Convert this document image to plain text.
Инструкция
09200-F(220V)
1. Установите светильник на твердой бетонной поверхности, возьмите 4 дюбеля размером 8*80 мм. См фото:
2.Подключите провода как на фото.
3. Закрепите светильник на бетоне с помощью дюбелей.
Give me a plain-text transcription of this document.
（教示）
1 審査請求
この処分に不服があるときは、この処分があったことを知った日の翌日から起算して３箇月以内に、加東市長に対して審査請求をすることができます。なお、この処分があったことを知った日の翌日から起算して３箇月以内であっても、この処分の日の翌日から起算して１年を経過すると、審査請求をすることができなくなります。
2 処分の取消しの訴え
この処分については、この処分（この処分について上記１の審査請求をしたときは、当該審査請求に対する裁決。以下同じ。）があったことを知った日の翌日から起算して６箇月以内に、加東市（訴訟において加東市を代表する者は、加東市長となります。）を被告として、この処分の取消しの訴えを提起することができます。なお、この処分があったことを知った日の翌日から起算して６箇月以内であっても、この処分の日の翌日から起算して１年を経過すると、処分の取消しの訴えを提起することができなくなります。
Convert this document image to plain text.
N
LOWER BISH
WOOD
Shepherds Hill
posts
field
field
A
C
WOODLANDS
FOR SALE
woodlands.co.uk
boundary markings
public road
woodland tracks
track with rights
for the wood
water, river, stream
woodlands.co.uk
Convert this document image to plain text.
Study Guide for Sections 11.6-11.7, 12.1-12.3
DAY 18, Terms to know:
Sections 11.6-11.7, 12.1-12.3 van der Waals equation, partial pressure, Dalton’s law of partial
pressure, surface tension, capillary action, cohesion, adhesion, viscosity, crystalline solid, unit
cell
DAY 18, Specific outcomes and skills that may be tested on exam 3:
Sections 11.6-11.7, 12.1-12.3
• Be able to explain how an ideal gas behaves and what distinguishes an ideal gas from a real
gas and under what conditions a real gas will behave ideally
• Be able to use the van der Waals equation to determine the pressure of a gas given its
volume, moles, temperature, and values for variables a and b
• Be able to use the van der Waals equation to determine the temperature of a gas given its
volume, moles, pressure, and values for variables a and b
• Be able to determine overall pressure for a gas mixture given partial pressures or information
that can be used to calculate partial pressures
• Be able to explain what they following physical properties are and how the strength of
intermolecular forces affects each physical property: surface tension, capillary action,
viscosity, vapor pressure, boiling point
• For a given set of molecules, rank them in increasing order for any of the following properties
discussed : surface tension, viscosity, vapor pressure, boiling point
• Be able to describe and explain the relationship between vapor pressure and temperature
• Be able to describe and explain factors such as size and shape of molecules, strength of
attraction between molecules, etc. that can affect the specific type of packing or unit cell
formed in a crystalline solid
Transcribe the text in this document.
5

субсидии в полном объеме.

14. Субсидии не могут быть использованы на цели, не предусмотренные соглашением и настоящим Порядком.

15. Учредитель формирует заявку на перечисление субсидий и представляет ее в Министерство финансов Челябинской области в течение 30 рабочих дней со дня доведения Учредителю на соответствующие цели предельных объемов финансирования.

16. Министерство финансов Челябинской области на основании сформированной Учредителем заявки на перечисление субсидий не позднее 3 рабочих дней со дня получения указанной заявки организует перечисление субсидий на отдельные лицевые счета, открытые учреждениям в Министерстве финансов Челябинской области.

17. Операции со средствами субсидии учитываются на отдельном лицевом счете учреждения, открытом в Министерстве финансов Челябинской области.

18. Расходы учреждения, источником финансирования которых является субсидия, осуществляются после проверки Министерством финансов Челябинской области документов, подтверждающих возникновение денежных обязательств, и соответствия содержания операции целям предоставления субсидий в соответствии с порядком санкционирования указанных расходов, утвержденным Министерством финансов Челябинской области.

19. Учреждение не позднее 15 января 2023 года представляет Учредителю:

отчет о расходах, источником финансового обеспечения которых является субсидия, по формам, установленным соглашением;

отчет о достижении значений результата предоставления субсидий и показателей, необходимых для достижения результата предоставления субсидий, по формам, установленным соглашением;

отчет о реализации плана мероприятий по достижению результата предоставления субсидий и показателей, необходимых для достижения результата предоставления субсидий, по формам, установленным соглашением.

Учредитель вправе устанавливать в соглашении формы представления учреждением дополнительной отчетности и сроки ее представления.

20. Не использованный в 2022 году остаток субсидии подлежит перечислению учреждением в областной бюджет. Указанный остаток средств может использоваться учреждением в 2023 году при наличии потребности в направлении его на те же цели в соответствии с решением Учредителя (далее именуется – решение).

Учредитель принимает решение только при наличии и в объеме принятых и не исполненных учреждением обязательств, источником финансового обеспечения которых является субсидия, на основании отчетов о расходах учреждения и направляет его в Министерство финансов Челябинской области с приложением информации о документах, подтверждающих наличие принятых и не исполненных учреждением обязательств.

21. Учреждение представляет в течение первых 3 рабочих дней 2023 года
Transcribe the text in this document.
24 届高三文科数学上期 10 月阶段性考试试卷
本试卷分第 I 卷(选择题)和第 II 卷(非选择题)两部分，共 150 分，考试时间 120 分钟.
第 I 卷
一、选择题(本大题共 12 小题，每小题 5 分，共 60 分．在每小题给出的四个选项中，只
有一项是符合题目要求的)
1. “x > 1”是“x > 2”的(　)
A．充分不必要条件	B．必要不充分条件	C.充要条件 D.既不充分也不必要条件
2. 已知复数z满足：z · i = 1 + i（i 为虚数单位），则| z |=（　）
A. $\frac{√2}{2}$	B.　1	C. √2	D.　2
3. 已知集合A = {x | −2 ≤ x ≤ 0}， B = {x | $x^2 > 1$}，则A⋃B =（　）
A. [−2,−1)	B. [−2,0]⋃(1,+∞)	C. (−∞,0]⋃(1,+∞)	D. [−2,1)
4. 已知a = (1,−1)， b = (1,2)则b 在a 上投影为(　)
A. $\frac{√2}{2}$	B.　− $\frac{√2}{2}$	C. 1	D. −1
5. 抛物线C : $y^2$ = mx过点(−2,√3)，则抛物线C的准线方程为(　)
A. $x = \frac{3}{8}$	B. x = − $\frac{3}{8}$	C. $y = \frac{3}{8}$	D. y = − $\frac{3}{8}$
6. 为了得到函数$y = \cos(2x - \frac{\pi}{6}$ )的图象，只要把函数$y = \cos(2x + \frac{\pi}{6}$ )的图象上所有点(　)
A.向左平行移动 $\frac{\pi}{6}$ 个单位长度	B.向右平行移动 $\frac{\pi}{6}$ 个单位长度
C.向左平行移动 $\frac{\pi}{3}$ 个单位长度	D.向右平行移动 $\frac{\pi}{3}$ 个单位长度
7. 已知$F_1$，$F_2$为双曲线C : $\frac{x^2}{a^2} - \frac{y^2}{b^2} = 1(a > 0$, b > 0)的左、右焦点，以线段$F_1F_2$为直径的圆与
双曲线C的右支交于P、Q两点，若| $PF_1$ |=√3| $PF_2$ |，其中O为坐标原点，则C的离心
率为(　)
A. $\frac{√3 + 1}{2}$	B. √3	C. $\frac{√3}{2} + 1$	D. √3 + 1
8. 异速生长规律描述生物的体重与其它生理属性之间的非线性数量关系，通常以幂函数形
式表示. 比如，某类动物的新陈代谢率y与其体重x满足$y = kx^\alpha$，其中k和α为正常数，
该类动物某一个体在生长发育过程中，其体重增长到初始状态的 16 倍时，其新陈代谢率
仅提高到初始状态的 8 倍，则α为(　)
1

## Stated problem
Print the listing above in its entirety, with every line exact.

## Output of the exercise
Convert this document image to plain text.
Инструкция
09200-F(220V)
1. Установите светильник на твердой бетонной поверхности, возьмите 4 дюбеля размером 8*80 мм. См фото:
2.Подключите провода как на фото.
3. Закрепите светильник на бетоне с помощью дюбелей.
Give me a plain-text transcription of this document.
（教示）
1 審査請求
この処分に不服があるときは、この処分があったことを知った日の翌日から起算して３箇月以内に、加東市長に対して審査請求をすることができます。なお、この処分があったことを知った日の翌日から起算して３箇月以内であっても、この処分の日の翌日から起算して１年を経過すると、審査請求をすることができなくなります。
2 処分の取消しの訴え
この処分については、この処分（この処分について上記１の審査請求をしたときは、当該審査請求に対する裁決。以下同じ。）があったことを知った日の翌日から起算して６箇月以内に、加東市（訴訟において加東市を代表する者は、加東市長となります。）を被告として、この処分の取消しの訴えを提起することができます。なお、この処分があったことを知った日の翌日から起算して６箇月以内であっても、この処分の日の翌日から起算して１年を経過すると、処分の取消しの訴えを提起することができなくなります。
Convert this document image to plain text.
N
LOWER BISH
WOOD
Shepherds Hill
posts
field
field
A
C
WOODLANDS
FOR SALE
woodlands.co.uk
boundary markings
public road
woodland tracks
track with rights
for the wood
water, river, stream
woodlands.co.uk
Convert this document image to plain text.
Study Guide for Sections 11.6-11.7, 12.1-12.3
DAY 18, Terms to know:
Sections 11.6-11.7, 12.1-12.3 van der Waals equation, partial pressure, Dalton’s law of partial
pressure, surface tension, capillary action, cohesion, adhesion, viscosity, crystalline solid, unit
cell
DAY 18, Specific outcomes and skills that may be tested on exam 3:
Sections 11.6-11.7, 12.1-12.3
• Be able to explain how an ideal gas behaves and what distinguishes an ideal gas from a real
gas and under what conditions a real gas will behave ideally
• Be able to use the van der Waals equation to determine the pressure of a gas given its
volume, moles, temperature, and values for variables a and b
• Be able to use the van der Waals equation to determine the temperature of a gas given its
volume, moles, pressure, and values for variables a and b
• Be able to determine overall pressure for a gas mixture given partial pressures or information
that can be used to calculate partial pressures
• Be able to explain what they following physical properties are and how the strength of
intermolecular forces affects each physical property: surface tension, capillary action,
viscosity, vapor pressure, boiling point
• For a given set of molecules, rank them in increasing order for any of the following properties
discussed : surface tension, viscosity, vapor pressure, boiling point
• Be able to describe and explain the relationship between vapor pressure and temperature
• Be able to describe and explain factors such as size and shape of molecules, strength of
attraction between molecules, etc. that can affect the specific type of packing or unit cell
formed in a crystalline solid
Transcribe the text in this document.
5

субсидии в полном объеме.

14. Субсидии не могут быть использованы на цели, не предусмотренные соглашением и настоящим Порядком.

15. Учредитель формирует заявку на перечисление субсидий и представляет ее в Министерство финансов Челябинской области в течение 30 рабочих дней со дня доведения Учредителю на соответствующие цели предельных объемов финансирования.

16. Министерство финансов Челябинской области на основании сформированной Учредителем заявки на перечисление субсидий не позднее 3 рабочих дней со дня получения указанной заявки организует перечисление субсидий на отдельные лицевые счета, открытые учреждениям в Министерстве финансов Челябинской области.

17. Операции со средствами субсидии учитываются на отдельном лицевом счете учреждения, открытом в Министерстве финансов Челябинской области.

18. Расходы учреждения, источником финансирования которых является субсидия, осуществляются после проверки Министерством финансов Челябинской области документов, подтверждающих возникновение денежных обязательств, и соответствия содержания операции целям предоставления субсидий в соответствии с порядком санкционирования указанных расходов, утвержденным Министерством финансов Челябинской области.

19. Учреждение не позднее 15 января 2023 года представляет Учредителю:

отчет о расходах, источником финансового обеспечения которых является субсидия, по формам, установленным соглашением;

отчет о достижении значений результата предоставления субсидий и показателей, необходимых для достижения результата предоставления субсидий, по формам, установленным соглашением;

отчет о реализации плана мероприятий по достижению результата предоставления субсидий и показателей, необходимых для достижения результата предоставления субсидий, по формам, установленным соглашением.

Учредитель вправе устанавливать в соглашении формы представления учреждением дополнительной отчетности и сроки ее представления.

20. Не использованный в 2022 году остаток субсидии подлежит перечислению учреждением в областной бюджет. Указанный остаток средств может использоваться учреждением в 2023 году при наличии потребности в направлении его на те же цели в соответствии с решением Учредителя (далее именуется – решение).

Учредитель принимает решение только при наличии и в объеме принятых и не исполненных учреждением обязательств, источником финансового обеспечения которых является субсидия, на основании отчетов о расходах учреждения и направляет его в Министерство финансов Челябинской области с приложением информации о документах, подтверждающих наличие принятых и не исполненных учреждением обязательств.

21. Учреждение представляет в течение первых 3 рабочих дней 2023 года
Transcribe the text in this document.
24 届高三文科数学上期 10 月阶段性考试试卷
本试卷分第 I 卷(选择题)和第 II 卷(非选择题)两部分，共 150 分，考试时间 120 分钟.
第 I 卷
一、选择题(本大题共 12 小题，每小题 5 分，共 60 分．在每小题给出的四个选项中，只
有一项是符合题目要求的)
1. “x > 1”是“x > 2”的(　)
A．充分不必要条件	B．必要不充分条件	C.充要条件 D.既不充分也不必要条件
2. 已知复数z满足：z · i = 1 + i（i 为虚数单位），则| z |=（　）
A. $\frac{√2}{2}$	B.　1	C. √2	D.　2
3. 已知集合A = {x | −2 ≤ x ≤ 0}， B = {x | $x^2 > 1$}，则A⋃B =（　）
A. [−2,−1)	B. [−2,0]⋃(1,+∞)	C. (−∞,0]⋃(1,+∞)	D. [−2,1)
4. 已知a = (1,−1)， b = (1,2)则b 在a 上投影为(　)
A. $\frac{√2}{2}$	B.　− $\frac{√2}{2}$	C. 1	D. −1
5. 抛物线C : $y^2$ = mx过点(−2,√3)，则抛物线C的准线方程为(　)
A. $x = \frac{3}{8}$	B. x = − $\frac{3}{8}$	C. $y = \frac{3}{8}$	D. y = − $\frac{3}{8}$
6. 为了得到函数$y = \cos(2x - \frac{\pi}{6}$ )的图象，只要把函数$y = \cos(2x + \frac{\pi}{6}$ )的图象上所有点(　)
A.向左平行移动 $\frac{\pi}{6}$ 个单位长度	B.向右平行移动 $\frac{\pi}{6}$ 个单位长度
C.向左平行移动 $\frac{\pi}{3}$ 个单位长度	D.向右平行移动 $\frac{\pi}{3}$ 个单位长度
7. 已知$F_1$，$F_2$为双曲线C : $\frac{x^2}{a^2} - \frac{y^2}{b^2} = 1(a > 0$, b > 0)的左、右焦点，以线段$F_1F_2$为直径的圆与
双曲线C的右支交于P、Q两点，若| $PF_1$ |=√3| $PF_2$ |，其中O为坐标原点，则C的离心
率为(　)
A. $\frac{√3 + 1}{2}$	B. √3	C. $\frac{√3}{2} + 1$	D. √3 + 1
8. 异速生长规律描述生物的体重与其它生理属性之间的非线性数量关系，通常以幂函数形
式表示. 比如，某类动物的新陈代谢率y与其体重x满足$y = kx^\alpha$，其中k和α为正常数，
该类动物某一个体在生长发育过程中，其体重增长到初始状态的 16 倍时，其新陈代谢率
仅提高到初始状态的 8 倍，则α为(　)
1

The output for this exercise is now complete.